- **Extracted information**
* START *

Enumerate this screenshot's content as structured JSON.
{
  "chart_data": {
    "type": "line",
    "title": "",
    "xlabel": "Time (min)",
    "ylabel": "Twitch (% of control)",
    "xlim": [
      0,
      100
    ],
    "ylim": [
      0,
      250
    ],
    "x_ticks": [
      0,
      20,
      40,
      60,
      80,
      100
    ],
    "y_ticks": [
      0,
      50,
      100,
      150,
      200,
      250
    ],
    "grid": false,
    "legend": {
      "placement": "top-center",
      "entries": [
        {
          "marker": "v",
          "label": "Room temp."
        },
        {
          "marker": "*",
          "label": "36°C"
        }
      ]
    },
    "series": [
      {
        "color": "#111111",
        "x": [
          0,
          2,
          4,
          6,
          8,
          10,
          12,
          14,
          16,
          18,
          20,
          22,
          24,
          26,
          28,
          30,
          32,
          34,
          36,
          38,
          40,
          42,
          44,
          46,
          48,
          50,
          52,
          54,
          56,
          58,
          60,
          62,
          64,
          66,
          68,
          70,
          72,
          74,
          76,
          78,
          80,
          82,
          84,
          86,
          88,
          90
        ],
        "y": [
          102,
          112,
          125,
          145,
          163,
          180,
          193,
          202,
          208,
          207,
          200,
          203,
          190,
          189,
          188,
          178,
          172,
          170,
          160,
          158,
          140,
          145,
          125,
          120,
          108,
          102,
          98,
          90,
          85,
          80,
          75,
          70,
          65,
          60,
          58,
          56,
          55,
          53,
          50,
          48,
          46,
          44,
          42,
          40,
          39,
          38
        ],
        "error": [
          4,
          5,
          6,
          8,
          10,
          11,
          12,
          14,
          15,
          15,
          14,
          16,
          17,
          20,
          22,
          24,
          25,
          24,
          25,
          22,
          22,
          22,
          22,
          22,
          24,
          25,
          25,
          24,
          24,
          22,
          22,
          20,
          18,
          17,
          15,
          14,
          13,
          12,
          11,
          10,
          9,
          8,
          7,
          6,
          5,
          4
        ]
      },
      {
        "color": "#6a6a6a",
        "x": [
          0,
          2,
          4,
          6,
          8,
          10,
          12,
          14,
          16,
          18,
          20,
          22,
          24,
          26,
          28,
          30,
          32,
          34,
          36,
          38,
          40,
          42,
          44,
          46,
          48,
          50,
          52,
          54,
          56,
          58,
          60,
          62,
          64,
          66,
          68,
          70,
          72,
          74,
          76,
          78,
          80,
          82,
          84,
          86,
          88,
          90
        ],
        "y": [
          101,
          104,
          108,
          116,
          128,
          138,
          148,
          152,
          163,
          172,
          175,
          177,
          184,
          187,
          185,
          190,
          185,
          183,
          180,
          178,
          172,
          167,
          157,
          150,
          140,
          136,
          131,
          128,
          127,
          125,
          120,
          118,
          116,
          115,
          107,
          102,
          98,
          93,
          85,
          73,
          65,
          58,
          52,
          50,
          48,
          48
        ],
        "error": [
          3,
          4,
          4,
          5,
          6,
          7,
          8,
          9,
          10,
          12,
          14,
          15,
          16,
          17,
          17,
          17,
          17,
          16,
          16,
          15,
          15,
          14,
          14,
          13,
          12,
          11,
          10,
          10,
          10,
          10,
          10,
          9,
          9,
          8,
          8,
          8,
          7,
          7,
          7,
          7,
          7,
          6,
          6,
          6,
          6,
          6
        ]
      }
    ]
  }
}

* END *

- **What you are asked to do**
Set down the entries above again, word for word.

- **Final result**
Enumerate this screenshot's content as structured JSON.
{
  "chart_data": {
    "type": "line",
    "title": "",
    "xlabel": "Time (min)",
    "ylabel": "Twitch (% of control)",
    "xlim": [
      0,
      100
    ],
    "ylim": [
      0,
      250
    ],
    "x_ticks": [
      0,
      20,
      40,
      60,
      80,
      100
    ],
    "y_ticks": [
      0,
      50,
      100,
      150,
      200,
      250
    ],
    "grid": false,
    "legend": {
      "placement": "top-center",
      "entries": [
        {
          "marker": "v",
          "label": "Room temp."
        },
        {
          "marker": "*",
          "label": "36°C"
        }
      ]
    },
    "series": [
      {
        "color": "#111111",
        "x": [
          0,
          2,
          4,
          6,
          8,
          10,
          12,
          14,
          16,
          18,
          20,
          22,
          24,
          26,
          28,
          30,
          32,
          34,
          36,
          38,
          40,
          42,
          44,
          46,
          48,
          50,
          52,
          54,
          56,
          58,
          60,
          62,
          64,
          66,
          68,
          70,
          72,
          74,
          76,
          78,
          80,
          82,
          84,
          86,
          88,
          90
        ],
        "y": [
          102,
          112,
          125,
          145,
          163,
          180,
          193,
          202,
          208,
          207,
          200,
          203,
          190,
          189,
          188,
          178,
          172,
          170,
          160,
          158,
          140,
          145,
          125,
          120,
          108,
          102,
          98,
          90,
          85,
          80,
          75,
          70,
          65,
          60,
          58,
          56,
          55,
          53,
          50,
          48,
          46,
          44,
          42,
          40,
          39,
          38
        ],
        "error": [
          4,
          5,
          6,
          8,
          10,
          11,
          12,
          14,
          15,
          15,
          14,
          16,
          17,
          20,
          22,
          24,
          25,
          24,
          25,
          22,
          22,
          22,
          22,
          22,
          24,
          25,
          25,
          24,
          24,
          22,
          22,
          20,
          18,
          17,
          15,
          14,
          13,
          12,
          11,
          10,
          9,
          8,
          7,
          6,
          5,
          4
        ]
      },
      {
        "color": "#6a6a6a",
        "x": [
          0,
          2,
          4,
          6,
          8,
          10,
          12,
          14,
          16,
          18,
          20,
          22,
          24,
          26,
          28,
          30,
          32,
          34,
          36,
          38,
          40,
          42,
          44,
          46,
          48,
          50,
          52,
          54,
          56,
          58,
          60,
          62,
          64,
          66,
          68,
          70,
          72,
          74,
          76,
          78,
          80,
          82,
          84,
          86,
          88,
          90
        ],
        "y": [
          101,
          104,
          108,
          116,
          128,
          138,
          148,
          152,
          163,
          172,
          175,
          177,
          184,
          187,
          185,
          190,
          185,
          183,
          180,
          178,
          172,
          167,
          157,
          150,
          140,
          136,
          131,
          128,
          127,
          125,
          120,
          118,
          116,
          115,
          107,
          102,
          98,
          93,
          85,
          73,
          65,
          58,
          52,
          50,
          48,
          48
        ],
        "error": [
          3,
          4,
          4,
          5,
          6,
          7,
          8,
          9,
          10,
          12,
          14,
          15,
          16,
          17,
          17,
          17,
          17,
          16,
          16,
          15,
          15,
          14,
          14,
          13,
          12,
          11,
          10,
          10,
          10,
          10,
          10,
          9,
          9,
          8,
          8,
          8,
          7,
          7,
          7,
          7,
          7,
          6,
          6,
          6,
          6,
          6
        ]
      }
    ]
  }
}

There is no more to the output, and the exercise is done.